**Exercise**
Would you return all of this data exactly, leaving nothing out?

## BEGIN Recorded data

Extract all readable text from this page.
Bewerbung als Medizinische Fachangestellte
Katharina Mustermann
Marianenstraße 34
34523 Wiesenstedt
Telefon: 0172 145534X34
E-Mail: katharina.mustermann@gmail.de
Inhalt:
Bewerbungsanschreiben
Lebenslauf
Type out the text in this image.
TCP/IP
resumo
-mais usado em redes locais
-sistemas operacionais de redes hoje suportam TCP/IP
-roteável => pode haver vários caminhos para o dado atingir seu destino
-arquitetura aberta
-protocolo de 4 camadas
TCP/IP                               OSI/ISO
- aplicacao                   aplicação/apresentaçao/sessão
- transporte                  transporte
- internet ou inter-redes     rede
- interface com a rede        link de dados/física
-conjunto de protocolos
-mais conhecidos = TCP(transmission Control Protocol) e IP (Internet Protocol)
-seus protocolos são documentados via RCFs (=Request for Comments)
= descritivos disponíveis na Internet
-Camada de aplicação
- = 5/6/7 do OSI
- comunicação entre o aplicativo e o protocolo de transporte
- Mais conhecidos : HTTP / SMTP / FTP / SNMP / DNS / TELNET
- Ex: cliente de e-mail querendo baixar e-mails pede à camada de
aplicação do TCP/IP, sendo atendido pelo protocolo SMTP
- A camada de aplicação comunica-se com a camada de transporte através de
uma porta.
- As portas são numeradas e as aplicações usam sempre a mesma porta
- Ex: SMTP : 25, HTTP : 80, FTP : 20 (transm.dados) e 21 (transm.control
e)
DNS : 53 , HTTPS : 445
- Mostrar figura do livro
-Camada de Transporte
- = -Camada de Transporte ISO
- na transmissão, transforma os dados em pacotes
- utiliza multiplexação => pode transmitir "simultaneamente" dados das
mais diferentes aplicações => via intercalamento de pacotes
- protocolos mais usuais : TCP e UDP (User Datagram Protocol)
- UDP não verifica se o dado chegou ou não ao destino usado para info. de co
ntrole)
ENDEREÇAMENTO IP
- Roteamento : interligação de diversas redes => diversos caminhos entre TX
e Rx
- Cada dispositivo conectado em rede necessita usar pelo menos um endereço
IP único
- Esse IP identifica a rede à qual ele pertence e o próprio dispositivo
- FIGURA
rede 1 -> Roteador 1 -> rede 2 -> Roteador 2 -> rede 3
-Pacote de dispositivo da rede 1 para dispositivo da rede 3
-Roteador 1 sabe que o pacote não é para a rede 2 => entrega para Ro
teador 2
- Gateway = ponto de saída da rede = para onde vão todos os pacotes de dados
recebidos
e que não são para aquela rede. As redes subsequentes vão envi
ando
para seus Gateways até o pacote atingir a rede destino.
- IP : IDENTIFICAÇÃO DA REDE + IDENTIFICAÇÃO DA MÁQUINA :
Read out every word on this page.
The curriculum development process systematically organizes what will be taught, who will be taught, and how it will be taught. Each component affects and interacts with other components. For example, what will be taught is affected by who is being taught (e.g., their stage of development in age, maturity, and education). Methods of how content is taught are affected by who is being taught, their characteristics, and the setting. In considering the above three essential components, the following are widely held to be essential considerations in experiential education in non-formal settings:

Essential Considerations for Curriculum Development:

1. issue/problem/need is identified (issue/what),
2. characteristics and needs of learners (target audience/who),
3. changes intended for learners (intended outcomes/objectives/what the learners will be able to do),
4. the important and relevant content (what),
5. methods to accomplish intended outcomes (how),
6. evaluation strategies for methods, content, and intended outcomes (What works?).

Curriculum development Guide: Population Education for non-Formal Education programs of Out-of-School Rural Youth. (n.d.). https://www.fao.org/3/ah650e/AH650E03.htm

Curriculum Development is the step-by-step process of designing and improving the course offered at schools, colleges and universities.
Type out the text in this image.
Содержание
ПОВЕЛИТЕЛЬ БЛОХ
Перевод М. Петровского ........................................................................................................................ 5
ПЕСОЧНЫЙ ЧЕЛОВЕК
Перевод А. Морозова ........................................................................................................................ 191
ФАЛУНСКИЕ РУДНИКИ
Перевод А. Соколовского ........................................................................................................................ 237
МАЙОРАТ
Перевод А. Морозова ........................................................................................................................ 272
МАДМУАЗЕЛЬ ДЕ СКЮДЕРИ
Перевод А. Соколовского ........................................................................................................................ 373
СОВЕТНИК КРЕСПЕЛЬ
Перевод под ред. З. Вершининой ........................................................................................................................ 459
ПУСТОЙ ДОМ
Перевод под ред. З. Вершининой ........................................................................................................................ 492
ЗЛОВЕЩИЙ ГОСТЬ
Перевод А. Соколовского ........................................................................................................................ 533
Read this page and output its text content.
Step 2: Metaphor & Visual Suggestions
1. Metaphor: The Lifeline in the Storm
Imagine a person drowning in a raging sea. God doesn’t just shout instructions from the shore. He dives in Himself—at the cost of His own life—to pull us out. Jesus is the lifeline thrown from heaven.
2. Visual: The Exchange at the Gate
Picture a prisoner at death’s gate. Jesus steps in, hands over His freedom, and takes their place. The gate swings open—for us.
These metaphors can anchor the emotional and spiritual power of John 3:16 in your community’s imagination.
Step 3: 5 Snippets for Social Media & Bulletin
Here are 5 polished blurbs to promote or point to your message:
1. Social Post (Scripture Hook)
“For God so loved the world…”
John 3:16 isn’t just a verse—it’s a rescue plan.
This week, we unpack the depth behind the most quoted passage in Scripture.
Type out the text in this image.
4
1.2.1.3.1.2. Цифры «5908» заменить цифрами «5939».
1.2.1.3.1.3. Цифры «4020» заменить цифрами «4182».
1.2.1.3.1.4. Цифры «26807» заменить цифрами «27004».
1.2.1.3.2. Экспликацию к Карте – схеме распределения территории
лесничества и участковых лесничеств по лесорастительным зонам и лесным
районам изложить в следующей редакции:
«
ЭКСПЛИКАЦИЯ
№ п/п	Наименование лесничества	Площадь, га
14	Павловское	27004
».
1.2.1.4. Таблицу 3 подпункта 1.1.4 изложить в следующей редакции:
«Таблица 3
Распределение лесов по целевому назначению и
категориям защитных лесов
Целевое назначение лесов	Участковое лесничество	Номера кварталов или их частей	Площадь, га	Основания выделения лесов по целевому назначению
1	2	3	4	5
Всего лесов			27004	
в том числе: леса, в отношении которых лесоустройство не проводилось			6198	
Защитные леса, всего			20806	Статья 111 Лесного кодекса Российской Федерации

## END Recorded data

**Exercise response**
Extract all readable text from this page.
Bewerbung als Medizinische Fachangestellte
Katharina Mustermann
Marianenstraße 34
34523 Wiesenstedt
Telefon: 0172 145534X34
E-Mail: katharina.mustermann@gmail.de
Inhalt:
Bewerbungsanschreiben
Lebenslauf
Type out the text in this image.
TCP/IP
resumo
-mais usado em redes locais
-sistemas operacionais de redes hoje suportam TCP/IP
-roteável => pode haver vários caminhos para o dado atingir seu destino
-arquitetura aberta
-protocolo de 4 camadas
TCP/IP                               OSI/ISO
- aplicacao                   aplicação/apresentaçao/sessão
- transporte                  transporte
- internet ou inter-redes     rede
- interface com a rede        link de dados/física
-conjunto de protocolos
-mais conhecidos = TCP(transmission Control Protocol) e IP (Internet Protocol)
-seus protocolos são documentados via RCFs (=Request for Comments)
= descritivos disponíveis na Internet
-Camada de aplicação
- = 5/6/7 do OSI
- comunicação entre o aplicativo e o protocolo de transporte
- Mais conhecidos : HTTP / SMTP / FTP / SNMP / DNS / TELNET
- Ex: cliente de e-mail querendo baixar e-mails pede à camada de
aplicação do TCP/IP, sendo atendido pelo protocolo SMTP
- A camada de aplicação comunica-se com a camada de transporte através de
uma porta.
- As portas são numeradas e as aplicações usam sempre a mesma porta
- Ex: SMTP : 25, HTTP : 80, FTP : 20 (transm.dados) e 21 (transm.control
e)
DNS : 53 , HTTPS : 445
- Mostrar figura do livro
-Camada de Transporte
- = -Camada de Transporte ISO
- na transmissão, transforma os dados em pacotes
- utiliza multiplexação => pode transmitir "simultaneamente" dados das
mais diferentes aplicações => via intercalamento de pacotes
- protocolos mais usuais : TCP e UDP (User Datagram Protocol)
- UDP não verifica se o dado chegou ou não ao destino usado para info. de co
ntrole)
ENDEREÇAMENTO IP
- Roteamento : interligação de diversas redes => diversos caminhos entre TX
e Rx
- Cada dispositivo conectado em rede necessita usar pelo menos um endereço
IP único
- Esse IP identifica a rede à qual ele pertence e o próprio dispositivo
- FIGURA
rede 1 -> Roteador 1 -> rede 2 -> Roteador 2 -> rede 3
-Pacote de dispositivo da rede 1 para dispositivo da rede 3
-Roteador 1 sabe que o pacote não é para a rede 2 => entrega para Ro
teador 2
- Gateway = ponto de saída da rede = para onde vão todos os pacotes de dados
recebidos
e que não são para aquela rede. As redes subsequentes vão envi
ando
para seus Gateways até o pacote atingir a rede destino.
- IP : IDENTIFICAÇÃO DA REDE + IDENTIFICAÇÃO DA MÁQUINA :
Read out every word on this page.
The curriculum development process systematically organizes what will be taught, who will be taught, and how it will be taught. Each component affects and interacts with other components. For example, what will be taught is affected by who is being taught (e.g., their stage of development in age, maturity, and education). Methods of how content is taught are affected by who is being taught, their characteristics, and the setting. In considering the above three essential components, the following are widely held to be essential considerations in experiential education in non-formal settings:

Essential Considerations for Curriculum Development:

1. issue/problem/need is identified (issue/what),
2. characteristics and needs of learners (target audience/who),
3. changes intended for learners (intended outcomes/objectives/what the learners will be able to do),
4. the important and relevant content (what),
5. methods to accomplish intended outcomes (how),
6. evaluation strategies for methods, content, and intended outcomes (What works?).

Curriculum development Guide: Population Education for non-Formal Education programs of Out-of-School Rural Youth. (n.d.). https://www.fao.org/3/ah650e/AH650E03.htm

Curriculum Development is the step-by-step process of designing and improving the course offered at schools, colleges and universities.
Type out the text in this image.
Содержание
ПОВЕЛИТЕЛЬ БЛОХ
Перевод М. Петровского ........................................................................................................................ 5
ПЕСОЧНЫЙ ЧЕЛОВЕК
Перевод А. Морозова ........................................................................................................................ 191
ФАЛУНСКИЕ РУДНИКИ
Перевод А. Соколовского ........................................................................................................................ 237
МАЙОРАТ
Перевод А. Морозова ........................................................................................................................ 272
МАДМУАЗЕЛЬ ДЕ СКЮДЕРИ
Перевод А. Соколовского ........................................................................................................................ 373
СОВЕТНИК КРЕСПЕЛЬ
Перевод под ред. З. Вершининой ........................................................................................................................ 459
ПУСТОЙ ДОМ
Перевод под ред. З. Вершининой ........................................................................................................................ 492
ЗЛОВЕЩИЙ ГОСТЬ
Перевод А. Соколовского ........................................................................................................................ 533
Read this page and output its text content.
Step 2: Metaphor & Visual Suggestions
1. Metaphor: The Lifeline in the Storm
Imagine a person drowning in a raging sea. God doesn’t just shout instructions from the shore. He dives in Himself—at the cost of His own life—to pull us out. Jesus is the lifeline thrown from heaven.
2. Visual: The Exchange at the Gate
Picture a prisoner at death’s gate. Jesus steps in, hands over His freedom, and takes their place. The gate swings open—for us.
These metaphors can anchor the emotional and spiritual power of John 3:16 in your community’s imagination.
Step 3: 5 Snippets for Social Media & Bulletin
Here are 5 polished blurbs to promote or point to your message:
1. Social Post (Scripture Hook)
“For God so loved the world…”
John 3:16 isn’t just a verse—it’s a rescue plan.
This week, we unpack the depth behind the most quoted passage in Scripture.
Type out the text in this image.
4
1.2.1.3.1.2. Цифры «5908» заменить цифрами «5939».
1.2.1.3.1.3. Цифры «4020» заменить цифрами «4182».
1.2.1.3.1.4. Цифры «26807» заменить цифрами «27004».
1.2.1.3.2. Экспликацию к Карте – схеме распределения территории
лесничества и участковых лесничеств по лесорастительным зонам и лесным
районам изложить в следующей редакции:
«
ЭКСПЛИКАЦИЯ
№ п/п	Наименование лесничества	Площадь, га
14	Павловское	27004
».
1.2.1.4. Таблицу 3 подпункта 1.1.4 изложить в следующей редакции:
«Таблица 3
Распределение лесов по целевому назначению и
категориям защитных лесов
Целевое назначение лесов	Участковое лесничество	Номера кварталов или их частей	Площадь, га	Основания выделения лесов по целевому назначению
1	2	3	4	5
Всего лесов			27004	
в том числе: леса, в отношении которых лесоустройство не проводилось			6198	
Защитные леса, всего			20806	Статья 111 Лесного кодекса Российской Федерации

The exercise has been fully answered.